═══ DATA FOR THIS TASK ═══

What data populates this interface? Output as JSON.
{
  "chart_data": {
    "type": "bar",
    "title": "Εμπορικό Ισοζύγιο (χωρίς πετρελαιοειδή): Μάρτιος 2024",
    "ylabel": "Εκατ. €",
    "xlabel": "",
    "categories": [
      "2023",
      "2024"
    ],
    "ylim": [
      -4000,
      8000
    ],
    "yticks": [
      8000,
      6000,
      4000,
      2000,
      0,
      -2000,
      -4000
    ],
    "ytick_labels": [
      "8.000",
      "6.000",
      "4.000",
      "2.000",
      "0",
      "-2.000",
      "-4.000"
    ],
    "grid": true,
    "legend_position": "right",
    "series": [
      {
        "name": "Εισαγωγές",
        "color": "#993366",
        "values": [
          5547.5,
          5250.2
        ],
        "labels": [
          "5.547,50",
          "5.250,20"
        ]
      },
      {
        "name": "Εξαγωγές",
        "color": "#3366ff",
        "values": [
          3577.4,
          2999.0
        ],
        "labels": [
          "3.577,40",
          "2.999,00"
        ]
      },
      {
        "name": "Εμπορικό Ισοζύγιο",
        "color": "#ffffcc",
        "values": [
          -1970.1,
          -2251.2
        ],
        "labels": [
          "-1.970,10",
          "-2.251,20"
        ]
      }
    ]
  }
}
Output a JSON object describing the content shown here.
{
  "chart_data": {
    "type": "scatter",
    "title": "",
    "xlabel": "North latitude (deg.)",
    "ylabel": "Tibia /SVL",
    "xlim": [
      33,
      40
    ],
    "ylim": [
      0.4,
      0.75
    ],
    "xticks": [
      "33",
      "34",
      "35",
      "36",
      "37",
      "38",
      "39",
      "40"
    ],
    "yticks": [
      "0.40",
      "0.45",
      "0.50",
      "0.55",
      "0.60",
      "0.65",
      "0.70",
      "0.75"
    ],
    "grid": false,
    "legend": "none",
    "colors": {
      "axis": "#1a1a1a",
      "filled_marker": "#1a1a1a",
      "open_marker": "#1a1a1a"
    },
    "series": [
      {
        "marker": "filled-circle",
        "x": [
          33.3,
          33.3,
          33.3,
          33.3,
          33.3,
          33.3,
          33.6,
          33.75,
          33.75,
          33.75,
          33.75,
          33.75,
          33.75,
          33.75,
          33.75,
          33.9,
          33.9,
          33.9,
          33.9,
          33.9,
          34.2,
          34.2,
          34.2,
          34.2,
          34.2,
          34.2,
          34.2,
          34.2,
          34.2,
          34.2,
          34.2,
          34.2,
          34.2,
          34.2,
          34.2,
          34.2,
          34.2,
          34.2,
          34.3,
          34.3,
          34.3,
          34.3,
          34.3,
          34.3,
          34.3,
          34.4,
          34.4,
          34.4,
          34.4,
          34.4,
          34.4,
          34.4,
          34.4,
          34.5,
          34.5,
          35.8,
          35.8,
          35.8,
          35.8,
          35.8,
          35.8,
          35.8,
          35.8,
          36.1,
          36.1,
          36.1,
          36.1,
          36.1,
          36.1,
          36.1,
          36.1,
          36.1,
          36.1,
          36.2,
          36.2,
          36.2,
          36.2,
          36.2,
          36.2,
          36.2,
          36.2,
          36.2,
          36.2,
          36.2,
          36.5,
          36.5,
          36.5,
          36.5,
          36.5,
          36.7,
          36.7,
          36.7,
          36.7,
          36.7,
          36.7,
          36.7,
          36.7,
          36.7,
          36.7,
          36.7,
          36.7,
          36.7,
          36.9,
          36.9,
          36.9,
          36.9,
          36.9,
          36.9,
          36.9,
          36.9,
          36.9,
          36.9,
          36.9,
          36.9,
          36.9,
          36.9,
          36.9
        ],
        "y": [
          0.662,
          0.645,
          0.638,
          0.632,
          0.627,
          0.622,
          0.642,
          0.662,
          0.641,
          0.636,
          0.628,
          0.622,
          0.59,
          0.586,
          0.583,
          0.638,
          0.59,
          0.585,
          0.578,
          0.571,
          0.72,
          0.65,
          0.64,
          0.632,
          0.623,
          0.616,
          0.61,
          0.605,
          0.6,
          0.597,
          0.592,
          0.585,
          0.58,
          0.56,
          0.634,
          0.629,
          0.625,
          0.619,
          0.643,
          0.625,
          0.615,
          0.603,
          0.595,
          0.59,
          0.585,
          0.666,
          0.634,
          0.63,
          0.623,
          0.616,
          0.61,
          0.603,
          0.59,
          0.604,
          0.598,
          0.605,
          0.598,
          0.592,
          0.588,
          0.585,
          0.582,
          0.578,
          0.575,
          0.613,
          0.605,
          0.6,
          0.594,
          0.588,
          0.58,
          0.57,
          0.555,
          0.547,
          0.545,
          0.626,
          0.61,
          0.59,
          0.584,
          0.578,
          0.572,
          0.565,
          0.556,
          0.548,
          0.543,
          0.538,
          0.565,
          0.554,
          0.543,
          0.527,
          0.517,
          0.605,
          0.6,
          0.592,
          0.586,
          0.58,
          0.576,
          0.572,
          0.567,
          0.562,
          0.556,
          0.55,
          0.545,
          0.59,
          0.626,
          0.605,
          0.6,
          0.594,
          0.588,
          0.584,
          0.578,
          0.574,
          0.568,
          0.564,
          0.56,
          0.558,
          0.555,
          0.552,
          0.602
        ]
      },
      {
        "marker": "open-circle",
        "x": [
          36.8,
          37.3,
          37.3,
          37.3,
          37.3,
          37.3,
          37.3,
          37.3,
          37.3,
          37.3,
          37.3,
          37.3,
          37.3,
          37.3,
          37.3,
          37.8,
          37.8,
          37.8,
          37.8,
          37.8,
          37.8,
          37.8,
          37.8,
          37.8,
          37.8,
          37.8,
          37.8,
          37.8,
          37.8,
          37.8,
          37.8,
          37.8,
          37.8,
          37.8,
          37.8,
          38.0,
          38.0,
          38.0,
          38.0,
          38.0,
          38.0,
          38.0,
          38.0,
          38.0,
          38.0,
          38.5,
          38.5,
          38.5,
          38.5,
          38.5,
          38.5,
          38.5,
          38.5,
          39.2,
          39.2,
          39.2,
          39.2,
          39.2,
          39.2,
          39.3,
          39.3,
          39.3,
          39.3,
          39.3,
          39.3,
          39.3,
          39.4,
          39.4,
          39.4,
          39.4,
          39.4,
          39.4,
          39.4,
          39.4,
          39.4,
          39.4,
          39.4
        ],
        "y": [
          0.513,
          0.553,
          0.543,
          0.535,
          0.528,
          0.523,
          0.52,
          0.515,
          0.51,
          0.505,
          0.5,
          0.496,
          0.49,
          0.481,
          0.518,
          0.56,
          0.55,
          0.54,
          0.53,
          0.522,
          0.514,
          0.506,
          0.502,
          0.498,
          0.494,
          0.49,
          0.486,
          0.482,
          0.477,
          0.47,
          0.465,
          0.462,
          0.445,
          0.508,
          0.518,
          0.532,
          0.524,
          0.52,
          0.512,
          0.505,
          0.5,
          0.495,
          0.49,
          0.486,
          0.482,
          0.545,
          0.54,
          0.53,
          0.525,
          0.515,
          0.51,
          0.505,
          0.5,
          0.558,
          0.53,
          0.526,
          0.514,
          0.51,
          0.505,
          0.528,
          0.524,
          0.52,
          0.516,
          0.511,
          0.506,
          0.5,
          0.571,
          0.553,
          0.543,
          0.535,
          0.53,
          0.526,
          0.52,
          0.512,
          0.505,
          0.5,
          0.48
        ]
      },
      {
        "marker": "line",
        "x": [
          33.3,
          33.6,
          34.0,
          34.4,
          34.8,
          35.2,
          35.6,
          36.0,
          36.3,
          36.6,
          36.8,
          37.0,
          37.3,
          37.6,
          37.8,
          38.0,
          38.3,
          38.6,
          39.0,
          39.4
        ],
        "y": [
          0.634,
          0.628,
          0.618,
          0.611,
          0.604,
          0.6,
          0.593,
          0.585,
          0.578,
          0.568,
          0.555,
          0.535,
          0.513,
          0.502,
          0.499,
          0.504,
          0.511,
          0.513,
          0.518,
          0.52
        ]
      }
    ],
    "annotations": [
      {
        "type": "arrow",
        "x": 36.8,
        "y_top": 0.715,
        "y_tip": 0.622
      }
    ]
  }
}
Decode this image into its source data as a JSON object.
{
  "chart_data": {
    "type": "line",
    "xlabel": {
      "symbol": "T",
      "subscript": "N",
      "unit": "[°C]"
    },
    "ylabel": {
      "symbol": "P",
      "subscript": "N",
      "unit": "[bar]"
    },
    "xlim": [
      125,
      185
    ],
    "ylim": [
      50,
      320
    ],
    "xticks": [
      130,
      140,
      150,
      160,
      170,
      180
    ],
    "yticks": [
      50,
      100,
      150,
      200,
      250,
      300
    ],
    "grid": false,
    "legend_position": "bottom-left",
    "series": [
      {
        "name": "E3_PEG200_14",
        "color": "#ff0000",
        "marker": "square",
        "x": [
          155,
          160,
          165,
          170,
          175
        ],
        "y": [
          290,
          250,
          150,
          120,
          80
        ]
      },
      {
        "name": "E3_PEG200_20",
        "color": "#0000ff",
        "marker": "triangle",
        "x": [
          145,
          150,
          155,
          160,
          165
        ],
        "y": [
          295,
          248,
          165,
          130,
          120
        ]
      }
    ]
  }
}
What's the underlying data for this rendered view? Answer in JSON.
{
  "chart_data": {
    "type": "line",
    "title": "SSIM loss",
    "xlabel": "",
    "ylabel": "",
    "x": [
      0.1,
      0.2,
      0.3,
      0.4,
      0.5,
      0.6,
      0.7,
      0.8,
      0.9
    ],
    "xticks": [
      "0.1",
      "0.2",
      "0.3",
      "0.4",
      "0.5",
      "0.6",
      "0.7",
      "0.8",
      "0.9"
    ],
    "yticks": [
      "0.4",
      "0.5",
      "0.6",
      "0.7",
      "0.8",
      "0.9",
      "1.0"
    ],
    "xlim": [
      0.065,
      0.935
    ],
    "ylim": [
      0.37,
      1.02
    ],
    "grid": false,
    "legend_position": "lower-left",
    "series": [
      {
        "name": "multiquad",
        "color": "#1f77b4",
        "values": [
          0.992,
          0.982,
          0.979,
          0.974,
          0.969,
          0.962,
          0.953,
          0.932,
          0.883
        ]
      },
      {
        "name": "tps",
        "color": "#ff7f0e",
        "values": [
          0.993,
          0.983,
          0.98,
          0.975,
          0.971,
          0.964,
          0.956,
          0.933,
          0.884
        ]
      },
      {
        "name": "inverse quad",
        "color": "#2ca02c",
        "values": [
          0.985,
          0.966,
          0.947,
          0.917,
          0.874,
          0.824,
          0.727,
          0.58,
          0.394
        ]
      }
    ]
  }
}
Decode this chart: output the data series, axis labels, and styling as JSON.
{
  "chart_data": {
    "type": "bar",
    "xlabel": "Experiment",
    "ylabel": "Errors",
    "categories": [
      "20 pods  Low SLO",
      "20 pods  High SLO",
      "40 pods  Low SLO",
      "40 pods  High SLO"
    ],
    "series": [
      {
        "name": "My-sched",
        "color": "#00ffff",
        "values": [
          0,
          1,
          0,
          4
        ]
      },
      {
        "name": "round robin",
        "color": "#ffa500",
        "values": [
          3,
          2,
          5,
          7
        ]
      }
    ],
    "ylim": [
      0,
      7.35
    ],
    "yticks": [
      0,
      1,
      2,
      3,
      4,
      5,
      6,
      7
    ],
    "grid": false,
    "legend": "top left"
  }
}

═══

#### TASK TO COMPLETE:
Determine how many lines in the listing above hold the string "Εμπορικό", then write only the number.

#### THE COMPLETED TASK:
2